start DATA ROWS

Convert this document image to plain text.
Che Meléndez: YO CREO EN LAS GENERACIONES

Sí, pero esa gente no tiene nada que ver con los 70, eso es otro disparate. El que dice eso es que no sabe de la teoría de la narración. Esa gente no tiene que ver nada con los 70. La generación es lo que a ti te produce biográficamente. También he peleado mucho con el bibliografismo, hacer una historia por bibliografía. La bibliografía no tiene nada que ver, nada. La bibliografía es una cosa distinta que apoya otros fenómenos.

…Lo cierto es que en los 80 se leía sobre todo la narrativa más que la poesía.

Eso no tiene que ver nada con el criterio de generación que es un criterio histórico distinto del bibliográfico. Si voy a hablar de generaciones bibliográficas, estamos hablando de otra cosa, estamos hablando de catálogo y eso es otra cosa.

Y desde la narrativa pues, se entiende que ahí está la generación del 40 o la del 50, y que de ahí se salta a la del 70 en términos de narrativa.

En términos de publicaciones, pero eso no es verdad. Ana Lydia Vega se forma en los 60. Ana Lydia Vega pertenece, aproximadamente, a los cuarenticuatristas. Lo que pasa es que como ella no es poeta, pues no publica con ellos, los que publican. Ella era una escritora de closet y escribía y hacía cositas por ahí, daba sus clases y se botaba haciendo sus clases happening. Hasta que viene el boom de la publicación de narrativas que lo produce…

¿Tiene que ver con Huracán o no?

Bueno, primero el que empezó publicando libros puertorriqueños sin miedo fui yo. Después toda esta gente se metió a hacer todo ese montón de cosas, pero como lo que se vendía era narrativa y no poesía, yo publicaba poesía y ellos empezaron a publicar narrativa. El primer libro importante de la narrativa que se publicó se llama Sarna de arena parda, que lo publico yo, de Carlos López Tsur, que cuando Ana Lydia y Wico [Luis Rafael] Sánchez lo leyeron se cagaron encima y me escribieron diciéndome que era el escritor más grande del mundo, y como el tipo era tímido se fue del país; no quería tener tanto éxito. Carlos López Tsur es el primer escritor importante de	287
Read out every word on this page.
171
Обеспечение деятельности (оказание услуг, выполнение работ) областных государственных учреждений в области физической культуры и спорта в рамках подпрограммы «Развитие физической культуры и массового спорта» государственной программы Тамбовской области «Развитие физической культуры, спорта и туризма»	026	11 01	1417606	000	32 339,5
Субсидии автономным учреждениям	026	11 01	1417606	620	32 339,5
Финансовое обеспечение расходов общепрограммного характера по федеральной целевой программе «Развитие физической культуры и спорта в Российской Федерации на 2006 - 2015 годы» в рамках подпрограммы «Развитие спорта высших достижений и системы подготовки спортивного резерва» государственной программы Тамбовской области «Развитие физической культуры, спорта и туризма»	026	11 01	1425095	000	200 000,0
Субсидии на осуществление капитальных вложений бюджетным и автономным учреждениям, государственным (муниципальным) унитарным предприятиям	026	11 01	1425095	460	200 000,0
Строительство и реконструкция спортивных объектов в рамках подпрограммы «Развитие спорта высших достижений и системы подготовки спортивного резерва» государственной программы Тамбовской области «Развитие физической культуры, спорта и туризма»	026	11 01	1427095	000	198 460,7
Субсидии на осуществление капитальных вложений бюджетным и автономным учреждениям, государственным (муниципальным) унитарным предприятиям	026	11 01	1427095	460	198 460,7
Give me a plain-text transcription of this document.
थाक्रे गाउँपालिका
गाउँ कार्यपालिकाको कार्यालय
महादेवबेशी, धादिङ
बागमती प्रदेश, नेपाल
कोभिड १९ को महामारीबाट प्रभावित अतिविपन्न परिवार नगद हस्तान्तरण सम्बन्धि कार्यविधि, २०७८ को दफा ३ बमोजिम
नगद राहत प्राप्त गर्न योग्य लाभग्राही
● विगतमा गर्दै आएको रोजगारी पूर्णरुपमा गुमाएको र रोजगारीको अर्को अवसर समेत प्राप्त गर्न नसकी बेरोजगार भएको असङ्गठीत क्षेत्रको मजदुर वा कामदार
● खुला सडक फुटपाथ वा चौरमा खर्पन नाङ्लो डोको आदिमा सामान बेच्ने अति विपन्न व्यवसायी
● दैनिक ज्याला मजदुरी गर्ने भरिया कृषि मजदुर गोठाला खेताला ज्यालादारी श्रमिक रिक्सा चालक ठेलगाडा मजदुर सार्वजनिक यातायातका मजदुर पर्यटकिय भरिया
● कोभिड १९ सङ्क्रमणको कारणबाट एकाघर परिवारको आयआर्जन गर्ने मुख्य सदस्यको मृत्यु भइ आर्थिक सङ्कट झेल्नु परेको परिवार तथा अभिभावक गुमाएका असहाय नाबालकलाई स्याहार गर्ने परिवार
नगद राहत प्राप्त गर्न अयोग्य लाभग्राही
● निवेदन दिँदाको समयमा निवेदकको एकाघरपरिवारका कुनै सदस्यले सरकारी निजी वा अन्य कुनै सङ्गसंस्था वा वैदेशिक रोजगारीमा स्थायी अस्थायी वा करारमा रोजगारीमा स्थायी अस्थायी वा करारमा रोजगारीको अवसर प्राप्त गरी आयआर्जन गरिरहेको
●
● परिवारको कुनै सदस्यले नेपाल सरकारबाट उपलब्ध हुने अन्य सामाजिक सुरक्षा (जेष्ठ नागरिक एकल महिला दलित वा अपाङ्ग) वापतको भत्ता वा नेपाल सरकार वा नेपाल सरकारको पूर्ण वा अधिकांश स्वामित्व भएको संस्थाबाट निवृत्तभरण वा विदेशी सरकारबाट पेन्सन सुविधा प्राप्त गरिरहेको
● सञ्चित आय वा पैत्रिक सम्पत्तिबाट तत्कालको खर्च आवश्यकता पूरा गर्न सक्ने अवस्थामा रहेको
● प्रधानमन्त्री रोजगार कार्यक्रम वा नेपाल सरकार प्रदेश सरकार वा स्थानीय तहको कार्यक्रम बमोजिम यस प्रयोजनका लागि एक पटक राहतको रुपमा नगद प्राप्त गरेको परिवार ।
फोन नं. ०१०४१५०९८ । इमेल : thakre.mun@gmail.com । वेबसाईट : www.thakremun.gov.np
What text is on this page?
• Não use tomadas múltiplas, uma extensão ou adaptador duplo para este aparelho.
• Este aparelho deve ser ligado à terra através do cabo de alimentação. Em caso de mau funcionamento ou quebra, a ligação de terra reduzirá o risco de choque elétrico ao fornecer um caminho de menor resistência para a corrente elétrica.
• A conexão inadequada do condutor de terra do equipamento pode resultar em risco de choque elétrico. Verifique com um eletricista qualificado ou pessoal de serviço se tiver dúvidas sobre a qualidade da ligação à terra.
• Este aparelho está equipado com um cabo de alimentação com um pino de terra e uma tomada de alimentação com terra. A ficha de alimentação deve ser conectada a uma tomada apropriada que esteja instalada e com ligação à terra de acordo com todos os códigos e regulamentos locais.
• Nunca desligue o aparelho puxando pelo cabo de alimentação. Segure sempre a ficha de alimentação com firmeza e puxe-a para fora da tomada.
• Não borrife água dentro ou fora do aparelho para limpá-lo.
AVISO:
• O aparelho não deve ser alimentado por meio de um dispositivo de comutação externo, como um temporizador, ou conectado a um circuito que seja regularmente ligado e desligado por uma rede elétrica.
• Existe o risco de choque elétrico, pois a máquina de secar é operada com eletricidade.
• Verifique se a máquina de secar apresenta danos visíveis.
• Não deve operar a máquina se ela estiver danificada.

end DATA ROWS

## EXERCISE DETAILS
Type out the entries again, word for word.

## ANSWER TO THE EXERCISE
Convert this document image to plain text.
Che Meléndez: YO CREO EN LAS GENERACIONES

Sí, pero esa gente no tiene nada que ver con los 70, eso es otro disparate. El que dice eso es que no sabe de la teoría de la narración. Esa gente no tiene que ver nada con los 70. La generación es lo que a ti te produce biográficamente. También he peleado mucho con el bibliografismo, hacer una historia por bibliografía. La bibliografía no tiene nada que ver, nada. La bibliografía es una cosa distinta que apoya otros fenómenos.

…Lo cierto es que en los 80 se leía sobre todo la narrativa más que la poesía.

Eso no tiene que ver nada con el criterio de generación que es un criterio histórico distinto del bibliográfico. Si voy a hablar de generaciones bibliográficas, estamos hablando de otra cosa, estamos hablando de catálogo y eso es otra cosa.

Y desde la narrativa pues, se entiende que ahí está la generación del 40 o la del 50, y que de ahí se salta a la del 70 en términos de narrativa.

En términos de publicaciones, pero eso no es verdad. Ana Lydia Vega se forma en los 60. Ana Lydia Vega pertenece, aproximadamente, a los cuarenticuatristas. Lo que pasa es que como ella no es poeta, pues no publica con ellos, los que publican. Ella era una escritora de closet y escribía y hacía cositas por ahí, daba sus clases y se botaba haciendo sus clases happening. Hasta que viene el boom de la publicación de narrativas que lo produce…

¿Tiene que ver con Huracán o no?

Bueno, primero el que empezó publicando libros puertorriqueños sin miedo fui yo. Después toda esta gente se metió a hacer todo ese montón de cosas, pero como lo que se vendía era narrativa y no poesía, yo publicaba poesía y ellos empezaron a publicar narrativa. El primer libro importante de la narrativa que se publicó se llama Sarna de arena parda, que lo publico yo, de Carlos López Tsur, que cuando Ana Lydia y Wico [Luis Rafael] Sánchez lo leyeron se cagaron encima y me escribieron diciéndome que era el escritor más grande del mundo, y como el tipo era tímido se fue del país; no quería tener tanto éxito. Carlos López Tsur es el primer escritor importante de	287
Read out every word on this page.
171
Обеспечение деятельности (оказание услуг, выполнение работ) областных государственных учреждений в области физической культуры и спорта в рамках подпрограммы «Развитие физической культуры и массового спорта» государственной программы Тамбовской области «Развитие физической культуры, спорта и туризма»	026	11 01	1417606	000	32 339,5
Субсидии автономным учреждениям	026	11 01	1417606	620	32 339,5
Финансовое обеспечение расходов общепрограммного характера по федеральной целевой программе «Развитие физической культуры и спорта в Российской Федерации на 2006 - 2015 годы» в рамках подпрограммы «Развитие спорта высших достижений и системы подготовки спортивного резерва» государственной программы Тамбовской области «Развитие физической культуры, спорта и туризма»	026	11 01	1425095	000	200 000,0
Субсидии на осуществление капитальных вложений бюджетным и автономным учреждениям, государственным (муниципальным) унитарным предприятиям	026	11 01	1425095	460	200 000,0
Строительство и реконструкция спортивных объектов в рамках подпрограммы «Развитие спорта высших достижений и системы подготовки спортивного резерва» государственной программы Тамбовской области «Развитие физической культуры, спорта и туризма»	026	11 01	1427095	000	198 460,7
Субсидии на осуществление капитальных вложений бюджетным и автономным учреждениям, государственным (муниципальным) унитарным предприятиям	026	11 01	1427095	460	198 460,7
Give me a plain-text transcription of this document.
थाक्रे गाउँपालिका
गाउँ कार्यपालिकाको कार्यालय
महादेवबेशी, धादिङ
बागमती प्रदेश, नेपाल
कोभिड १९ को महामारीबाट प्रभावित अतिविपन्न परिवार नगद हस्तान्तरण सम्बन्धि कार्यविधि, २०७८ को दफा ३ बमोजिम
नगद राहत प्राप्त गर्न योग्य लाभग्राही
● विगतमा गर्दै आएको रोजगारी पूर्णरुपमा गुमाएको र रोजगारीको अर्को अवसर समेत प्राप्त गर्न नसकी बेरोजगार भएको असङ्गठीत क्षेत्रको मजदुर वा कामदार
● खुला सडक फुटपाथ वा चौरमा खर्पन नाङ्लो डोको आदिमा सामान बेच्ने अति विपन्न व्यवसायी
● दैनिक ज्याला मजदुरी गर्ने भरिया कृषि मजदुर गोठाला खेताला ज्यालादारी श्रमिक रिक्सा चालक ठेलगाडा मजदुर सार्वजनिक यातायातका मजदुर पर्यटकिय भरिया
● कोभिड १९ सङ्क्रमणको कारणबाट एकाघर परिवारको आयआर्जन गर्ने मुख्य सदस्यको मृत्यु भइ आर्थिक सङ्कट झेल्नु परेको परिवार तथा अभिभावक गुमाएका असहाय नाबालकलाई स्याहार गर्ने परिवार
नगद राहत प्राप्त गर्न अयोग्य लाभग्राही
● निवेदन दिँदाको समयमा निवेदकको एकाघरपरिवारका कुनै सदस्यले सरकारी निजी वा अन्य कुनै सङ्गसंस्था वा वैदेशिक रोजगारीमा स्थायी अस्थायी वा करारमा रोजगारीमा स्थायी अस्थायी वा करारमा रोजगारीको अवसर प्राप्त गरी आयआर्जन गरिरहेको
●
● परिवारको कुनै सदस्यले नेपाल सरकारबाट उपलब्ध हुने अन्य सामाजिक सुरक्षा (जेष्ठ नागरिक एकल महिला दलित वा अपाङ्ग) वापतको भत्ता वा नेपाल सरकार वा नेपाल सरकारको पूर्ण वा अधिकांश स्वामित्व भएको संस्थाबाट निवृत्तभरण वा विदेशी सरकारबाट पेन्सन सुविधा प्राप्त गरिरहेको
● सञ्चित आय वा पैत्रिक सम्पत्तिबाट तत्कालको खर्च आवश्यकता पूरा गर्न सक्ने अवस्थामा रहेको
● प्रधानमन्त्री रोजगार कार्यक्रम वा नेपाल सरकार प्रदेश सरकार वा स्थानीय तहको कार्यक्रम बमोजिम यस प्रयोजनका लागि एक पटक राहतको रुपमा नगद प्राप्त गरेको परिवार ।
फोन नं. ०१०४१५०९८ । इमेल : thakre.mun@gmail.com । वेबसाईट : www.thakremun.gov.np
What text is on this page?
• Não use tomadas múltiplas, uma extensão ou adaptador duplo para este aparelho.
• Este aparelho deve ser ligado à terra através do cabo de alimentação. Em caso de mau funcionamento ou quebra, a ligação de terra reduzirá o risco de choque elétrico ao fornecer um caminho de menor resistência para a corrente elétrica.
• A conexão inadequada do condutor de terra do equipamento pode resultar em risco de choque elétrico. Verifique com um eletricista qualificado ou pessoal de serviço se tiver dúvidas sobre a qualidade da ligação à terra.
• Este aparelho está equipado com um cabo de alimentação com um pino de terra e uma tomada de alimentação com terra. A ficha de alimentação deve ser conectada a uma tomada apropriada que esteja instalada e com ligação à terra de acordo com todos os códigos e regulamentos locais.
• Nunca desligue o aparelho puxando pelo cabo de alimentação. Segure sempre a ficha de alimentação com firmeza e puxe-a para fora da tomada.
• Não borrife água dentro ou fora do aparelho para limpá-lo.
AVISO:
• O aparelho não deve ser alimentado por meio de um dispositivo de comutação externo, como um temporizador, ou conectado a um circuito que seja regularmente ligado e desligado por uma rede elétrica.
• Existe o risco de choque elétrico, pois a máquina de secar é operada com eletricidade.
• Verifique se a máquina de secar apresenta danos visíveis.
• Não deve operar a máquina se ela estiver danificada.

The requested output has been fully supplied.